Stored dataset items:
========================================
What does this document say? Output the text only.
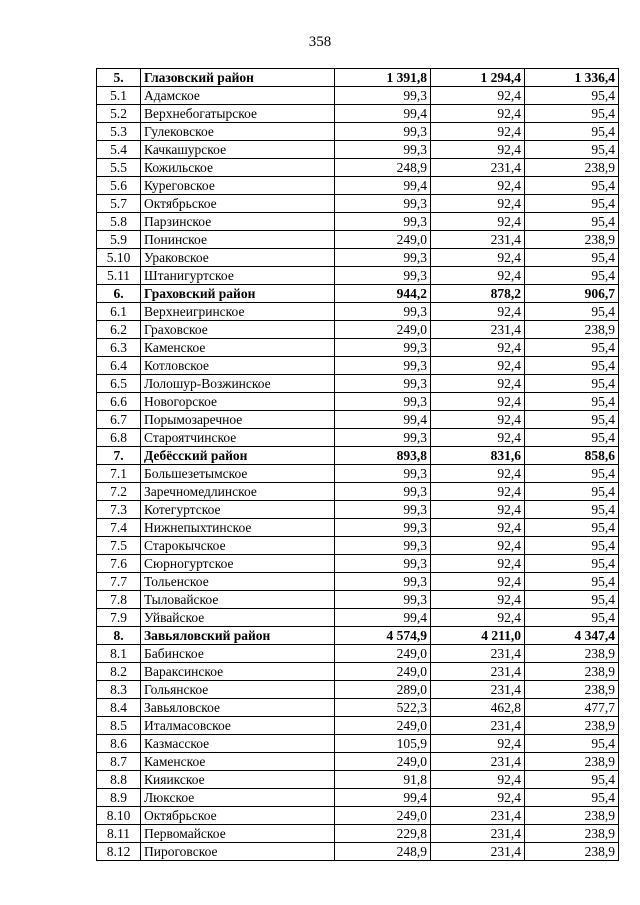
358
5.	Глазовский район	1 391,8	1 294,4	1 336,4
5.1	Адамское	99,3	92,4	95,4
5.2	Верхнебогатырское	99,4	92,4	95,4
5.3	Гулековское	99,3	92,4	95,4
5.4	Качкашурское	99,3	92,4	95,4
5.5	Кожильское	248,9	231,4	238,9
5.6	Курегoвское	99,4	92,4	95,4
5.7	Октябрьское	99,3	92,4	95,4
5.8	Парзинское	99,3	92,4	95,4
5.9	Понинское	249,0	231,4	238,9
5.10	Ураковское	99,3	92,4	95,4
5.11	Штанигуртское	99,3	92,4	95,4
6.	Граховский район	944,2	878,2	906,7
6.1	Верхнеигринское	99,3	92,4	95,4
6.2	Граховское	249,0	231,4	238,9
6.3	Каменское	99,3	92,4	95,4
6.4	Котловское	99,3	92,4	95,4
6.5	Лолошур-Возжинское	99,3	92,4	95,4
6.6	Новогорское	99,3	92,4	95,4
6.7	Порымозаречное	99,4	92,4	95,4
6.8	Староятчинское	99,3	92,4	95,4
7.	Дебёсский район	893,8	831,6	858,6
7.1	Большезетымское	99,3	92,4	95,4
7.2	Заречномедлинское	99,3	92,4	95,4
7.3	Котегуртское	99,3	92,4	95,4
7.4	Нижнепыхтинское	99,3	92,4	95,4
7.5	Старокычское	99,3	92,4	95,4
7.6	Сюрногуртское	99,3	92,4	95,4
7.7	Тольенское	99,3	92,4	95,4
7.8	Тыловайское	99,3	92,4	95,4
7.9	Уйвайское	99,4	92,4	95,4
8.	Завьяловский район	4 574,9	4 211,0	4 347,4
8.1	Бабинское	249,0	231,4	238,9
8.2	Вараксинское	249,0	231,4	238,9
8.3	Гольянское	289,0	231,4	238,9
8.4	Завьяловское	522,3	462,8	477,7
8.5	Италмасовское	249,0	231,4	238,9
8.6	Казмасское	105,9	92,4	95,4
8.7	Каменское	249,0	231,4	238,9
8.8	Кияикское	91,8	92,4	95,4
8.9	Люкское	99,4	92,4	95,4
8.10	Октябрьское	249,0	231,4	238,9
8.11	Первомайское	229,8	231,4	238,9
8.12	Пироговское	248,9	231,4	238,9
========================================
Set task: Print out the whole of the material word for word, without pictures.

Solution:
What does this document say? Output the text only.
358
5.	Глазовский район	1 391,8	1 294,4	1 336,4
5.1	Адамское	99,3	92,4	95,4
5.2	Верхнебогатырское	99,4	92,4	95,4
5.3	Гулековское	99,3	92,4	95,4
5.4	Качкашурское	99,3	92,4	95,4
5.5	Кожильское	248,9	231,4	238,9
5.6	Курегoвское	99,4	92,4	95,4
5.7	Октябрьское	99,3	92,4	95,4
5.8	Парзинское	99,3	92,4	95,4
5.9	Понинское	249,0	231,4	238,9
5.10	Ураковское	99,3	92,4	95,4
5.11	Штанигуртское	99,3	92,4	95,4
6.	Граховский район	944,2	878,2	906,7
6.1	Верхнеигринское	99,3	92,4	95,4
6.2	Граховское	249,0	231,4	238,9
6.3	Каменское	99,3	92,4	95,4
6.4	Котловское	99,3	92,4	95,4
6.5	Лолошур-Возжинское	99,3	92,4	95,4
6.6	Новогорское	99,3	92,4	95,4
6.7	Порымозаречное	99,4	92,4	95,4
6.8	Староятчинское	99,3	92,4	95,4
7.	Дебёсский район	893,8	831,6	858,6
7.1	Большезетымское	99,3	92,4	95,4
7.2	Заречномедлинское	99,3	92,4	95,4
7.3	Котегуртское	99,3	92,4	95,4
7.4	Нижнепыхтинское	99,3	92,4	95,4
7.5	Старокычское	99,3	92,4	95,4
7.6	Сюрногуртское	99,3	92,4	95,4
7.7	Тольенское	99,3	92,4	95,4
7.8	Тыловайское	99,3	92,4	95,4
7.9	Уйвайское	99,4	92,4	95,4
8.	Завьяловский район	4 574,9	4 211,0	4 347,4
8.1	Бабинское	249,0	231,4	238,9
8.2	Вараксинское	249,0	231,4	238,9
8.3	Гольянское	289,0	231,4	238,9
8.4	Завьяловское	522,3	462,8	477,7
8.5	Италмасовское	249,0	231,4	238,9
8.6	Казмасское	105,9	92,4	95,4
8.7	Каменское	249,0	231,4	238,9
8.8	Кияикское	91,8	92,4	95,4
8.9	Люкское	99,4	92,4	95,4
8.10	Октябрьское	249,0	231,4	238,9
8.11	Первомайское	229,8	231,4	238,9
8.12	Пироговское	248,9	231,4	238,9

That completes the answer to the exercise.